_CHALLENGE_. Reproduce the listing below exactly, minus its pictures.

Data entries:
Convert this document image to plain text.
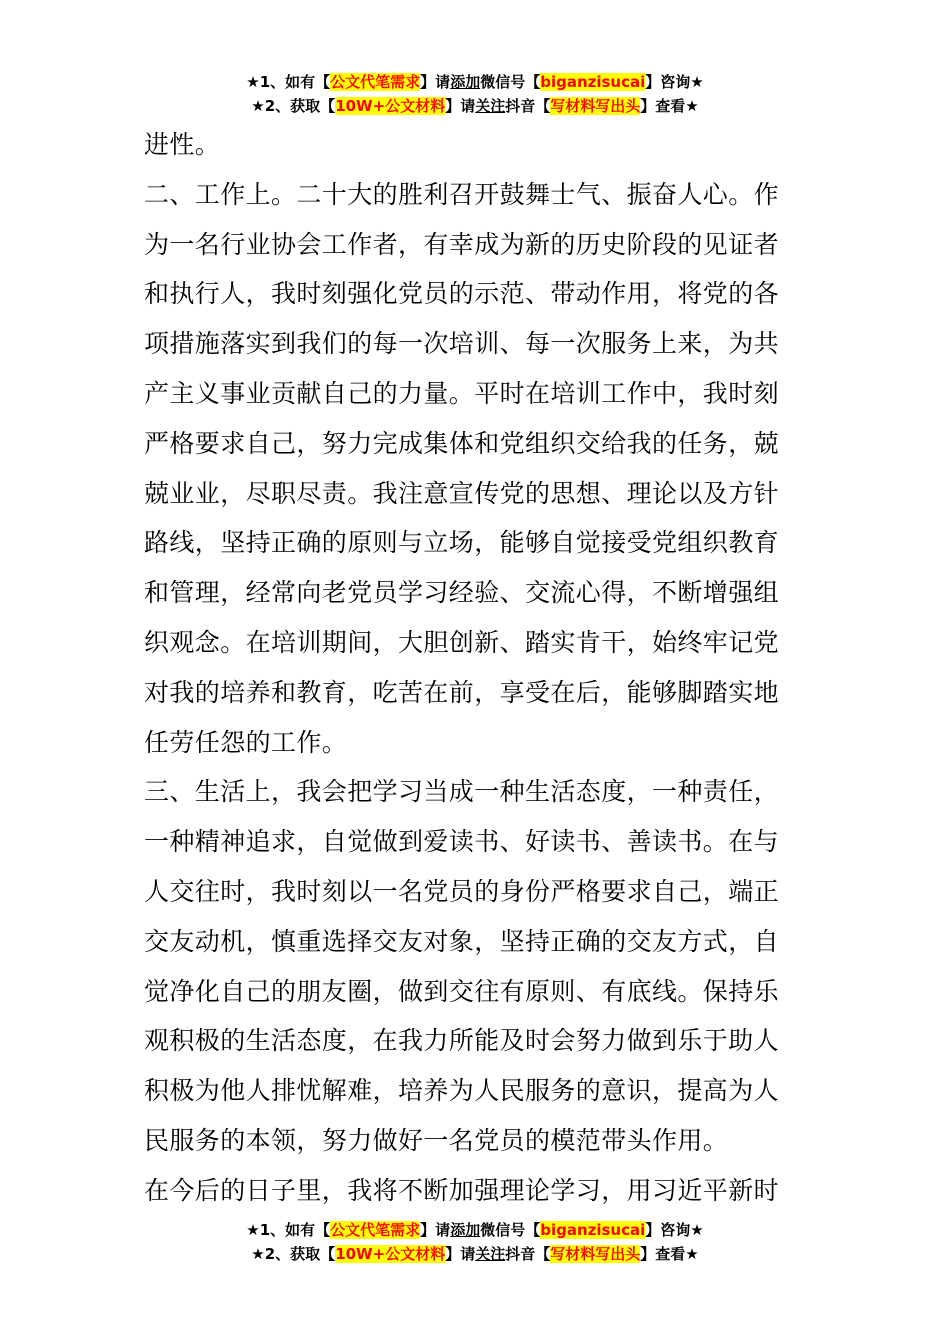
★1、如有【公文代笔需求】请添加微信号【biganzisucai】咨询★
★2、获取【10W+公文材料】请关注抖音【写材料写出头】查看★

进性。

二、工作上。二十大的胜利召开鼓舞士气、振奋人心。作

为一名行业协会工作者，有幸成为新的历史阶段的见证者

和执行人，我时刻强化党员的示范、带动作用，将党的各

项措施落实到我们的每一次培训、每一次服务上来，为共

产主义事业贡献自己的力量。平时在培训工作中，我时刻

严格要求自己，努力完成集体和党组织交给我的任务，兢

兢业业，尽职尽责。我注意宣传党的思想、理论以及方针

路线，坚持正确的原则与立场，能够自觉接受党组织教育

和管理，经常向老党员学习经验、交流心得，不断增强组

织观念。在培训期间，大胆创新、踏实肯干，始终牢记党

对我的培养和教育，吃苦在前，享受在后，能够脚踏实地

任劳任怨的工作。

三、生活上，我会把学习当成一种生活态度，一种责任，

一种精神追求，自觉做到爱读书、好读书、善读书。在与

人交往时，我时刻以一名党员的身份严格要求自己，端正

交友动机，慎重选择交友对象，坚持正确的交友方式，自

觉净化自己的朋友圈，做到交往有原则、有底线。保持乐

观积极的生活态度，在我力所能及时会努力做到乐于助人

积极为他人排忧解难，培养为人民服务的意识，提高为人

民服务的本领，努力做好一名党员的模范带头作用。

在今后的日子里，我将不断加强理论学习，用习近平新时

★1、如有【公文代笔需求】请添加微信号【biganzisucai】咨询★
★2、获取【10W+公文材料】请关注抖音【写材料写出头】查看★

_EXPECTED OUTPUT_.
Convert this document image to plain text.
★1、如有【公文代笔需求】请添加微信号【biganzisucai】咨询★
★2、获取【10W+公文材料】请关注抖音【写材料写出头】查看★

进性。

二、工作上。二十大的胜利召开鼓舞士气、振奋人心。作

为一名行业协会工作者，有幸成为新的历史阶段的见证者

和执行人，我时刻强化党员的示范、带动作用，将党的各

项措施落实到我们的每一次培训、每一次服务上来，为共

产主义事业贡献自己的力量。平时在培训工作中，我时刻

严格要求自己，努力完成集体和党组织交给我的任务，兢

兢业业，尽职尽责。我注意宣传党的思想、理论以及方针

路线，坚持正确的原则与立场，能够自觉接受党组织教育

和管理，经常向老党员学习经验、交流心得，不断增强组

织观念。在培训期间，大胆创新、踏实肯干，始终牢记党

对我的培养和教育，吃苦在前，享受在后，能够脚踏实地

任劳任怨的工作。

三、生活上，我会把学习当成一种生活态度，一种责任，

一种精神追求，自觉做到爱读书、好读书、善读书。在与

人交往时，我时刻以一名党员的身份严格要求自己，端正

交友动机，慎重选择交友对象，坚持正确的交友方式，自

觉净化自己的朋友圈，做到交往有原则、有底线。保持乐

观积极的生活态度，在我力所能及时会努力做到乐于助人

积极为他人排忧解难，培养为人民服务的意识，提高为人

民服务的本领，努力做好一名党员的模范带头作用。

在今后的日子里，我将不断加强理论学习，用习近平新时

★1、如有【公文代笔需求】请添加微信号【biganzisucai】咨询★
★2、获取【10W+公文材料】请关注抖音【写材料写出头】查看★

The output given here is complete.